## WORK TO COMPLETE
Only the pictures are left out: repeat the rest of the entries exactly.

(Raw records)
** START **

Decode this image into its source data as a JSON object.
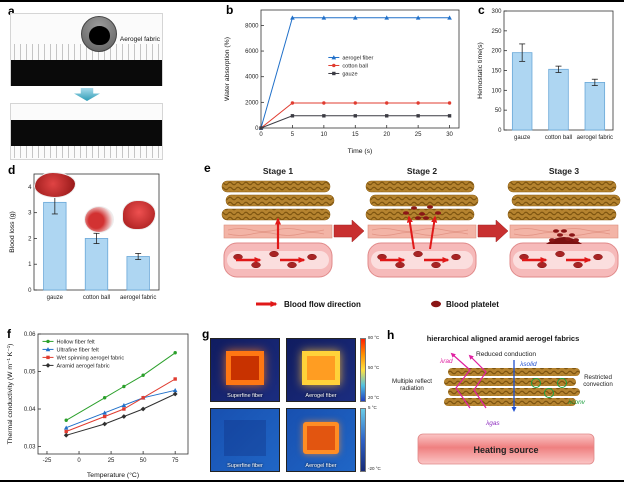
{
  "panel_a": {
    "label": "a",
    "annotation": "Aerogel fabric"
  },
  "panel_b": {
    "label": "b"
  },
  "panel_c": {
    "label": "c"
  },
  "panel_d": {
    "label": "d"
  },
  "panel_e": {
    "label": "e",
    "stages": [
      "Stage 1",
      "Stage 2",
      "Stage 3"
    ],
    "legend": [
      {
        "icon": "red-arrow",
        "label": "Blood flow direction"
      },
      {
        "icon": "platelet",
        "label": "Blood platelet"
      }
    ]
  },
  "panel_f": {
    "label": "f"
  },
  "panel_g": {
    "label": "g",
    "images": [
      {
        "label": "Superfine fiber"
      },
      {
        "label": "Aerogel fiber"
      },
      {
        "label": "Superfine fiber"
      },
      {
        "label": "Aerogel fiber"
      }
    ],
    "scale_top": [
      "80 °C",
      "50 °C",
      "20 °C"
    ],
    "scale_bottom": [
      "5 °C",
      "-20 °C"
    ]
  },
  "panel_h": {
    "label": "h",
    "title": "hierarchical aligned aramid aerogel fabrics",
    "labels": {
      "reduced_conduction": "Reduced conduction",
      "multiple_reflect_radiation": "Multiple reflect radiation",
      "restricted_convection": "Restricted convection",
      "heating_source": "Heating source",
      "lambda_rad": "λrad",
      "lambda_solid": "λsolid",
      "lambda_conv": "λconv",
      "lambda_gas": "λgas"
    }
  },
  "chart_data": [
    {
      "id": "b",
      "type": "line",
      "xlabel": "Time (s)",
      "ylabel": "Water absorption (%)",
      "xlim": [
        0,
        31.5
      ],
      "ylim": [
        0,
        9200
      ],
      "xticks": [
        0,
        5,
        10,
        15,
        20,
        25,
        30
      ],
      "yticks": [
        0,
        2000,
        4000,
        6000,
        8000
      ],
      "x": [
        0,
        5,
        10,
        15,
        20,
        25,
        30
      ],
      "series": [
        {
          "name": "aerogel fiber",
          "color": "#2070c9",
          "marker": "triangle",
          "values": [
            0,
            8600,
            8600,
            8600,
            8600,
            8600,
            8600
          ]
        },
        {
          "name": "cotton ball",
          "color": "#e03c30",
          "marker": "circle",
          "values": [
            0,
            1950,
            1950,
            1950,
            1950,
            1950,
            1950
          ]
        },
        {
          "name": "gauze",
          "color": "#3c3c44",
          "marker": "square",
          "values": [
            0,
            950,
            950,
            950,
            950,
            950,
            950
          ]
        }
      ],
      "legend_fx": 0.34,
      "legend_fy": 0.36,
      "grid": false
    },
    {
      "id": "c",
      "type": "bar",
      "ylabel": "Hemostatic time(s)",
      "categories": [
        "gauze",
        "cotton ball",
        "aerogel fabric"
      ],
      "values": [
        195,
        153,
        120
      ],
      "errors": [
        22,
        8,
        8
      ],
      "ylim": [
        0,
        300
      ],
      "yticks": [
        0,
        50,
        100,
        150,
        200,
        250,
        300
      ],
      "bar_color": "#aed6f2",
      "bar_edge": "#6aa8d8"
    },
    {
      "id": "d",
      "type": "bar",
      "ylabel": "Blood loss (g)",
      "categories": [
        "gauze",
        "cotton ball",
        "aerogel fabric"
      ],
      "values": [
        3.4,
        2.0,
        1.3
      ],
      "errors": [
        0.45,
        0.2,
        0.12
      ],
      "ylim": [
        0,
        4.5
      ],
      "yticks": [
        0,
        1,
        2,
        3,
        4
      ],
      "bar_color": "#aed6f2",
      "bar_edge": "#6aa8d8"
    },
    {
      "id": "f",
      "type": "line",
      "xlabel": "Temperature (°C)",
      "ylabel": "Thermal conductivity (W m⁻¹ K⁻¹)",
      "xlim": [
        -32,
        85
      ],
      "ylim": [
        0.028,
        0.06
      ],
      "xticks": [
        -25,
        0,
        25,
        50,
        75
      ],
      "yticks": [
        0.03,
        0.04,
        0.05,
        0.06
      ],
      "x": [
        -10,
        20,
        35,
        50,
        75
      ],
      "series": [
        {
          "name": "Hollow fiber felt",
          "color": "#2ba02b",
          "marker": "circle",
          "values": [
            0.037,
            0.043,
            0.046,
            0.049,
            0.055
          ]
        },
        {
          "name": "Ultrafine fiber felt",
          "color": "#2070c9",
          "marker": "triangle",
          "values": [
            0.035,
            0.039,
            0.041,
            0.043,
            0.045
          ]
        },
        {
          "name": "Wet spinning aerogel fabric",
          "color": "#e03c30",
          "marker": "square",
          "values": [
            0.034,
            0.038,
            0.04,
            0.043,
            0.048
          ]
        },
        {
          "name": "Aramid aerogel fabric",
          "color": "#303030",
          "marker": "diamond",
          "values": [
            0.033,
            0.036,
            0.038,
            0.04,
            0.044
          ]
        }
      ],
      "legend_fx": 0.03,
      "legend_fy": 0.02,
      "grid": false
    }
  ]
}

** END **

## WORKED ANSWER
Decode this image into its source data as a JSON object.
{
  "panel_a": {
    "label": "a",
    "annotation": "Aerogel fabric"
  },
  "panel_b": {
    "label": "b"
  },
  "panel_c": {
    "label": "c"
  },
  "panel_d": {
    "label": "d"
  },
  "panel_e": {
    "label": "e",
    "stages": [
      "Stage 1",
      "Stage 2",
      "Stage 3"
    ],
    "legend": [
      {
        "icon": "red-arrow",
        "label": "Blood flow direction"
      },
      {
        "icon": "platelet",
        "label": "Blood platelet"
      }
    ]
  },
  "panel_f": {
    "label": "f"
  },
  "panel_g": {
    "label": "g",
    "images": [
      {
        "label": "Superfine fiber"
      },
      {
        "label": "Aerogel fiber"
      },
      {
        "label": "Superfine fiber"
      },
      {
        "label": "Aerogel fiber"
      }
    ],
    "scale_top": [
      "80 °C",
      "50 °C",
      "20 °C"
    ],
    "scale_bottom": [
      "5 °C",
      "-20 °C"
    ]
  },
  "panel_h": {
    "label": "h",
    "title": "hierarchical aligned aramid aerogel fabrics",
    "labels": {
      "reduced_conduction": "Reduced conduction",
      "multiple_reflect_radiation": "Multiple reflect radiation",
      "restricted_convection": "Restricted convection",
      "heating_source": "Heating source",
      "lambda_rad": "λrad",
      "lambda_solid": "λsolid",
      "lambda_conv": "λconv",
      "lambda_gas": "λgas"
    }
  },
  "chart_data": [
    {
      "id": "b",
      "type": "line",
      "xlabel": "Time (s)",
      "ylabel": "Water absorption (%)",
      "xlim": [
        0,
        31.5
      ],
      "ylim": [
        0,
        9200
      ],
      "xticks": [
        0,
        5,
        10,
        15,
        20,
        25,
        30
      ],
      "yticks": [
        0,
        2000,
        4000,
        6000,
        8000
      ],
      "x": [
        0,
        5,
        10,
        15,
        20,
        25,
        30
      ],
      "series": [
        {
          "name": "aerogel fiber",
          "color": "#2070c9",
          "marker": "triangle",
          "values": [
            0,
            8600,
            8600,
            8600,
            8600,
            8600,
            8600
          ]
        },
        {
          "name": "cotton ball",
          "color": "#e03c30",
          "marker": "circle",
          "values": [
            0,
            1950,
            1950,
            1950,
            1950,
            1950,
            1950
          ]
        },
        {
          "name": "gauze",
          "color": "#3c3c44",
          "marker": "square",
          "values": [
            0,
            950,
            950,
            950,
            950,
            950,
            950
          ]
        }
      ],
      "legend_fx": 0.34,
      "legend_fy": 0.36,
      "grid": false
    },
    {
      "id": "c",
      "type": "bar",
      "ylabel": "Hemostatic time(s)",
      "categories": [
        "gauze",
        "cotton ball",
        "aerogel fabric"
      ],
      "values": [
        195,
        153,
        120
      ],
      "errors": [
        22,
        8,
        8
      ],
      "ylim": [
        0,
        300
      ],
      "yticks": [
        0,
        50,
        100,
        150,
        200,
        250,
        300
      ],
      "bar_color": "#aed6f2",
      "bar_edge": "#6aa8d8"
    },
    {
      "id": "d",
      "type": "bar",
      "ylabel": "Blood loss (g)",
      "categories": [
        "gauze",
        "cotton ball",
        "aerogel fabric"
      ],
      "values": [
        3.4,
        2.0,
        1.3
      ],
      "errors": [
        0.45,
        0.2,
        0.12
      ],
      "ylim": [
        0,
        4.5
      ],
      "yticks": [
        0,
        1,
        2,
        3,
        4
      ],
      "bar_color": "#aed6f2",
      "bar_edge": "#6aa8d8"
    },
    {
      "id": "f",
      "type": "line",
      "xlabel": "Temperature (°C)",
      "ylabel": "Thermal conductivity (W m⁻¹ K⁻¹)",
      "xlim": [
        -32,
        85
      ],
      "ylim": [
        0.028,
        0.06
      ],
      "xticks": [
        -25,
        0,
        25,
        50,
        75
      ],
      "yticks": [
        0.03,
        0.04,
        0.05,
        0.06
      ],
      "x": [
        -10,
        20,
        35,
        50,
        75
      ],
      "series": [
        {
          "name": "Hollow fiber felt",
          "color": "#2ba02b",
          "marker": "circle",
          "values": [
            0.037,
            0.043,
            0.046,
            0.049,
            0.055
          ]
        },
        {
          "name": "Ultrafine fiber felt",
          "color": "#2070c9",
          "marker": "triangle",
          "values": [
            0.035,
            0.039,
            0.041,
            0.043,
            0.045
          ]
        },
        {
          "name": "Wet spinning aerogel fabric",
          "color": "#e03c30",
          "marker": "square",
          "values": [
            0.034,
            0.038,
            0.04,
            0.043,
            0.048
          ]
        },
        {
          "name": "Aramid aerogel fabric",
          "color": "#303030",
          "marker": "diamond",
          "values": [
            0.033,
            0.036,
            0.038,
            0.04,
            0.044
          ]
        }
      ],
      "legend_fx": 0.03,
      "legend_fy": 0.02,
      "grid": false
    }
  ]
}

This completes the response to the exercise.